* **Task statement**:
Reproduce the data below in full and exclude every picture.

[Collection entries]
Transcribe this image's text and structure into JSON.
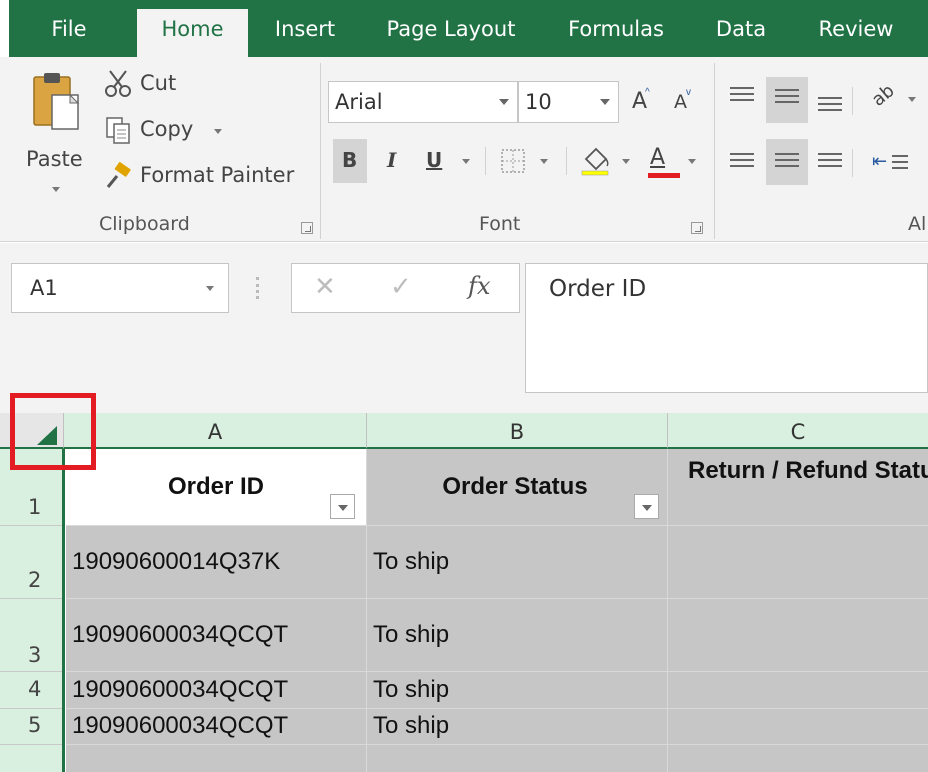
{
  "tabs": [
    "File",
    "Home",
    "Insert",
    "Page Layout",
    "Formulas",
    "Data",
    "Review"
  ],
  "ribbon": {
    "clipboard": {
      "paste": "Paste",
      "cut": "Cut",
      "copy": "Copy",
      "format_painter": "Format Painter",
      "group_label": "Clipboard"
    },
    "font": {
      "family": "Arial",
      "size": "10",
      "bold": "B",
      "italic": "I",
      "underline": "U",
      "font_color": "A",
      "group_label": "Font"
    },
    "alignment": {
      "group_label_partial": "Al"
    }
  },
  "formula_bar": {
    "name_box": "A1",
    "fx": "fx",
    "content": "Order ID"
  },
  "grid": {
    "columns": [
      "A",
      "B",
      "C"
    ],
    "rows": [
      {
        "num": "1",
        "cells": [
          "Order ID",
          "Order Status",
          "Return / Refund Status"
        ]
      },
      {
        "num": "2",
        "cells": [
          "19090600014Q37K",
          "To ship",
          ""
        ]
      },
      {
        "num": "3",
        "cells": [
          "19090600034QCQT",
          "To ship",
          ""
        ]
      },
      {
        "num": "4",
        "cells": [
          "19090600034QCQT",
          "To ship",
          ""
        ]
      },
      {
        "num": "5",
        "cells": [
          "19090600034QCQT",
          "To ship",
          ""
        ]
      }
    ]
  },
  "colors": {
    "excel_green": "#217346",
    "header_fill": "#d9efdf",
    "selection_fill": "#c6c6c6",
    "highlight_red": "#e31b23"
  }
}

* **Problem solution**:
Transcribe this image's text and structure into JSON.
{
  "tabs": [
    "File",
    "Home",
    "Insert",
    "Page Layout",
    "Formulas",
    "Data",
    "Review"
  ],
  "ribbon": {
    "clipboard": {
      "paste": "Paste",
      "cut": "Cut",
      "copy": "Copy",
      "format_painter": "Format Painter",
      "group_label": "Clipboard"
    },
    "font": {
      "family": "Arial",
      "size": "10",
      "bold": "B",
      "italic": "I",
      "underline": "U",
      "font_color": "A",
      "group_label": "Font"
    },
    "alignment": {
      "group_label_partial": "Al"
    }
  },
  "formula_bar": {
    "name_box": "A1",
    "fx": "fx",
    "content": "Order ID"
  },
  "grid": {
    "columns": [
      "A",
      "B",
      "C"
    ],
    "rows": [
      {
        "num": "1",
        "cells": [
          "Order ID",
          "Order Status",
          "Return / Refund Status"
        ]
      },
      {
        "num": "2",
        "cells": [
          "19090600014Q37K",
          "To ship",
          ""
        ]
      },
      {
        "num": "3",
        "cells": [
          "19090600034QCQT",
          "To ship",
          ""
        ]
      },
      {
        "num": "4",
        "cells": [
          "19090600034QCQT",
          "To ship",
          ""
        ]
      },
      {
        "num": "5",
        "cells": [
          "19090600034QCQT",
          "To ship",
          ""
        ]
      }
    ]
  },
  "colors": {
    "excel_green": "#217346",
    "header_fill": "#d9efdf",
    "selection_fill": "#c6c6c6",
    "highlight_red": "#e31b23"
  }
}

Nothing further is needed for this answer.